## WHAT IS NEEDED:
Determine how many lines contain the string "this". Reply with that figure and nothing else.

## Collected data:

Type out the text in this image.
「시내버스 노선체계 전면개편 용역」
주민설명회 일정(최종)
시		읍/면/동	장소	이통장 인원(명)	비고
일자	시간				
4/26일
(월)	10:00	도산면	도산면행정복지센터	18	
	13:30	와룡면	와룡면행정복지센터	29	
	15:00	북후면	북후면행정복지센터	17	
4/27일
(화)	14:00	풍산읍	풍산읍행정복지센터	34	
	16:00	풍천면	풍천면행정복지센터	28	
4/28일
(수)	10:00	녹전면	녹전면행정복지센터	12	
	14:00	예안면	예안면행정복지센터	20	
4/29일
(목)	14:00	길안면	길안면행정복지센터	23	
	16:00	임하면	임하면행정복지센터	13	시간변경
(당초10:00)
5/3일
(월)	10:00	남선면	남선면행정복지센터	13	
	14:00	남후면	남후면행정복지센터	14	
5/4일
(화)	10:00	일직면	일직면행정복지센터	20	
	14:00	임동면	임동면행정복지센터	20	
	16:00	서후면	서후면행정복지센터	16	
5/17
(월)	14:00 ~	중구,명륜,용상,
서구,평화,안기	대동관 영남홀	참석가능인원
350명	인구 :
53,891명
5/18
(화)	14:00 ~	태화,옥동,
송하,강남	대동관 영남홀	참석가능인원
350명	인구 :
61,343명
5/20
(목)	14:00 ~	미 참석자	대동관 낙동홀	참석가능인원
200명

* * *

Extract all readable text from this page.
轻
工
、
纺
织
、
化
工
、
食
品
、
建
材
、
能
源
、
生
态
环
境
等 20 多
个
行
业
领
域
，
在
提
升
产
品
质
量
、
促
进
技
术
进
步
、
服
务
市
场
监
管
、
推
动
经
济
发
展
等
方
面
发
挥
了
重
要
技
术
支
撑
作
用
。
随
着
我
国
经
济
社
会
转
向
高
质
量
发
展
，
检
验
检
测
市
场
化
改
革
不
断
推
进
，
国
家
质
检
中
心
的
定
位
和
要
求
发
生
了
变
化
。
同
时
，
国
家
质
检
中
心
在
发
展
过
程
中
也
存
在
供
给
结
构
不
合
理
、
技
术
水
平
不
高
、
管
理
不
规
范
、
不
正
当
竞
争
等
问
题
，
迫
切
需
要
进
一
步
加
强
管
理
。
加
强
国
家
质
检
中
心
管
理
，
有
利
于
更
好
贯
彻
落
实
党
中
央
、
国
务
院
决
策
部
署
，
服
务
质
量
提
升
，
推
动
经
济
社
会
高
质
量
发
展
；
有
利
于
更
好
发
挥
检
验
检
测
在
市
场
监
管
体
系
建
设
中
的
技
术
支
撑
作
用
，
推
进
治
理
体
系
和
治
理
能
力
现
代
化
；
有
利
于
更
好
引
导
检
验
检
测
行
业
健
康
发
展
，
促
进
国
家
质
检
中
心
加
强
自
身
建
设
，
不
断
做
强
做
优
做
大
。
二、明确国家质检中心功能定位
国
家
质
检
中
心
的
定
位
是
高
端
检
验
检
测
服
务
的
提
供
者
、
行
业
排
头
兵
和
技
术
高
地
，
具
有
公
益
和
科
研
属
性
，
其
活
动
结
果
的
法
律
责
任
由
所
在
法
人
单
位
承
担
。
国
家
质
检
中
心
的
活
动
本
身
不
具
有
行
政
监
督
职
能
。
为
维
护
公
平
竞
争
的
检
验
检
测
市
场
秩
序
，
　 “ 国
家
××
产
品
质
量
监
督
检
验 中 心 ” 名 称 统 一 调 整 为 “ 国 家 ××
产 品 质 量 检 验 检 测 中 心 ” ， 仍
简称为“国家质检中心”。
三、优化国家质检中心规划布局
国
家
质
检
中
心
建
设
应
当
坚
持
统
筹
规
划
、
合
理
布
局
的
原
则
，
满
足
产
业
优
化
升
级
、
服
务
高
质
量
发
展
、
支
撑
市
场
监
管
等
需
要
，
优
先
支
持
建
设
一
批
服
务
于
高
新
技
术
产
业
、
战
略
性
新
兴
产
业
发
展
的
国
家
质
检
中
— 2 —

## IN RESPONSE:
2